Passage for review:
There has been a continual increase in the volume of sales of drugs used in equine practice [7] and many drugs used in equine therapy are substrates for CYPs. There is also an increasing retail market for herbal supplements for horses [8]. However, little is known about drug-drug interactions and drug-herb interactions in the horse. Due to differences in expression level and substrate specificity of the CYP enzymes, it is difficult to extrapolate findings on the pharmacokinetics and pharmacodynamics of drugs between species [9],[10]. Thus there is clearly a need for increased knowledge of the expression pattern and metabolic capacity of xenobiotic-metabolising CYP enzymes in the horse.

Previous studies by our group have examined expression of isoenzymes belonging to the CYP3A subfamily in the equine intestine and liver [11],[12]. In the intestinal mucosa, CYP3A is considered to play an important role for the oral availability of substrate drugs and other xenobiotics, by sequential CYP3A-mediated metabolism in the intestine and liver [12],[13]. However, studies in man and rodents have shown that, in addition to the CYP3A subfamily, other CYP subfamilies are also present in the intestinal mucosa and may play a role in modulating drug and xenobiotic bioavailability [13],[14].

In the present study, we examined gene and protein expression and cellular localisation of CYPs of the 1A, 2A, 2C, 2D and 2E subfamilies in the intestine and liver of the horse. Gene expression was examined using quantitative real-time reverse transcriptase polymerase chain rraction (RT-qPCR). For the subfamilies CYP2C and CYP2D primers were designed based on conserved gene regions, thus enabling amplification of all isoenzymes belonging to these subfamilies. For the subfamilies CYP1A, CYP2A and CYP2E, primers were designed based on a single sequence. The reason for this was that these were the only sequences identified for these equine subfamilies at the time when this study was performed. Protein expression was examined by western blot. Immunohistochemical analysis was used to examine the cellular localisation of the CYPs in the intestine and liver of the horse.

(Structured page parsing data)
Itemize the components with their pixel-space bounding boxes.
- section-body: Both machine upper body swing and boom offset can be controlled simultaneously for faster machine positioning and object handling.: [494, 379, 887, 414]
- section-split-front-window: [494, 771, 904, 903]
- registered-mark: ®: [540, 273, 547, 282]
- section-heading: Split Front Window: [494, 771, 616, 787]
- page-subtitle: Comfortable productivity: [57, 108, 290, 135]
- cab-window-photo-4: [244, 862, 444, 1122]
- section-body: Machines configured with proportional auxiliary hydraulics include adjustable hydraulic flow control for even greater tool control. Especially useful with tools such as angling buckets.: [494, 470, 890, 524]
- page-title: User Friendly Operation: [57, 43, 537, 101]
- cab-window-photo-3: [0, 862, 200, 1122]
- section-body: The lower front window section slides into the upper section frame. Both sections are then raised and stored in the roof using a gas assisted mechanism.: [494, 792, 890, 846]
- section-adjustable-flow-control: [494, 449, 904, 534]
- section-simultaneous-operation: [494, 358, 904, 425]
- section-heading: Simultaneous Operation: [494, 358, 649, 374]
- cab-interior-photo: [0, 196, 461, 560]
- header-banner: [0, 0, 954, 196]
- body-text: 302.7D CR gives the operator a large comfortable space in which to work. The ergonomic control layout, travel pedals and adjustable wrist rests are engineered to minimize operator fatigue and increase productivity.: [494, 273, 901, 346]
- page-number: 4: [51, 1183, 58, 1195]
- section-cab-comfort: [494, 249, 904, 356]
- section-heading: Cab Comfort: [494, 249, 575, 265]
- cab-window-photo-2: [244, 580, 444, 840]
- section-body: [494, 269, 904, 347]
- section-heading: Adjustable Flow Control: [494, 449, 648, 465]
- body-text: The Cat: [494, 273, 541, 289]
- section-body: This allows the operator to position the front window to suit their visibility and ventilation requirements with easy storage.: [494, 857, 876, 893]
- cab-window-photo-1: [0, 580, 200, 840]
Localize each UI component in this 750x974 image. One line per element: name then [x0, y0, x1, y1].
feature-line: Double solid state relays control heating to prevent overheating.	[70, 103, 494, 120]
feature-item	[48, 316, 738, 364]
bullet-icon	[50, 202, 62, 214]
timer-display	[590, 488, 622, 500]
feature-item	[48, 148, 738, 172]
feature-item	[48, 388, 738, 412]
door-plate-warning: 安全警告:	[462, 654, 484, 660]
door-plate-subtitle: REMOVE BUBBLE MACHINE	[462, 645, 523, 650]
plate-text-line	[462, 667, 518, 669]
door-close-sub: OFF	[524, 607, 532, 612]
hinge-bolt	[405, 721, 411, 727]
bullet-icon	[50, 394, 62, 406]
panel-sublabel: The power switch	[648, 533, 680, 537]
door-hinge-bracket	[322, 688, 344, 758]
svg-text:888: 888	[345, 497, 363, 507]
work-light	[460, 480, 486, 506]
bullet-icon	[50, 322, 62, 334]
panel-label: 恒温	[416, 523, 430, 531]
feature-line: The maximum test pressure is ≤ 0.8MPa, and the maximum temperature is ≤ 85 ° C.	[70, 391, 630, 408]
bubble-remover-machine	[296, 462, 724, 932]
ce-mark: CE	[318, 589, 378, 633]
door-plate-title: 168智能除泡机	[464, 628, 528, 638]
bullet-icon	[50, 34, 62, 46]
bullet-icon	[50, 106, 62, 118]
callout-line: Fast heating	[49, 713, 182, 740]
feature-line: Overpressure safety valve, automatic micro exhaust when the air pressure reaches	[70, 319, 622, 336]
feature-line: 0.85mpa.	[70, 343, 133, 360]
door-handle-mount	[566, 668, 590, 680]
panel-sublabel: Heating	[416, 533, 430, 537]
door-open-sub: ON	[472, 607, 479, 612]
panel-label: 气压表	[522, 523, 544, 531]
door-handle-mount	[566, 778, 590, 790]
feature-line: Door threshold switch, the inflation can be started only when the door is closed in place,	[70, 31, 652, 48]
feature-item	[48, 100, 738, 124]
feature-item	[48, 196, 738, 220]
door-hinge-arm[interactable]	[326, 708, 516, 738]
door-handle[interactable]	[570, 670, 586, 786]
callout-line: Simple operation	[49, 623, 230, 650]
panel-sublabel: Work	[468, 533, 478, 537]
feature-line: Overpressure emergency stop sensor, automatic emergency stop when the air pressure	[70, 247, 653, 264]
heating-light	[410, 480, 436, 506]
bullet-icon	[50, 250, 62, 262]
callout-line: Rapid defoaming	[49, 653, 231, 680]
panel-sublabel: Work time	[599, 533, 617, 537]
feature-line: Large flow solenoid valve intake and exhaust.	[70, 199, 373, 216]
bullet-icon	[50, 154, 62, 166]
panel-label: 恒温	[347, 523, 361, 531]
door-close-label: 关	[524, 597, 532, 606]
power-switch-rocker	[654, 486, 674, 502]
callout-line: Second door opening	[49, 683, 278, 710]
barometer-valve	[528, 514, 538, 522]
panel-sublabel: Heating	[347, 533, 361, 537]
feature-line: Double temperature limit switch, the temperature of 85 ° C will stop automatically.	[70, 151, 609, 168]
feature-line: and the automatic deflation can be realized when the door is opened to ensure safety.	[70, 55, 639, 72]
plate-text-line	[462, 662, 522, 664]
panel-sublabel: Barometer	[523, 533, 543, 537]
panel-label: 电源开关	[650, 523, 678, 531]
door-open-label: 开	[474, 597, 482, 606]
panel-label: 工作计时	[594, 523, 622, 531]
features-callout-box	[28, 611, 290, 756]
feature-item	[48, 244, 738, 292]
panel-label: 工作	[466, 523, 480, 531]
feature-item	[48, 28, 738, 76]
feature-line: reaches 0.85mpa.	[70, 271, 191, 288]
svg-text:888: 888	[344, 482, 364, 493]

Task to carry out:
Answer these questions from the passage on equine CYP enzymes.
(a) Which CYP subfamily did the group's earlier studies examine in the equine intestine and liver?
(b) Which method was used to examine protein expression?
(c) For which subfamilies were primers designed based on a single sequence?

Exercise solution:
(a) CYP3A
(b) Western blot
(c) CYP1A, CYP2A and CYP2E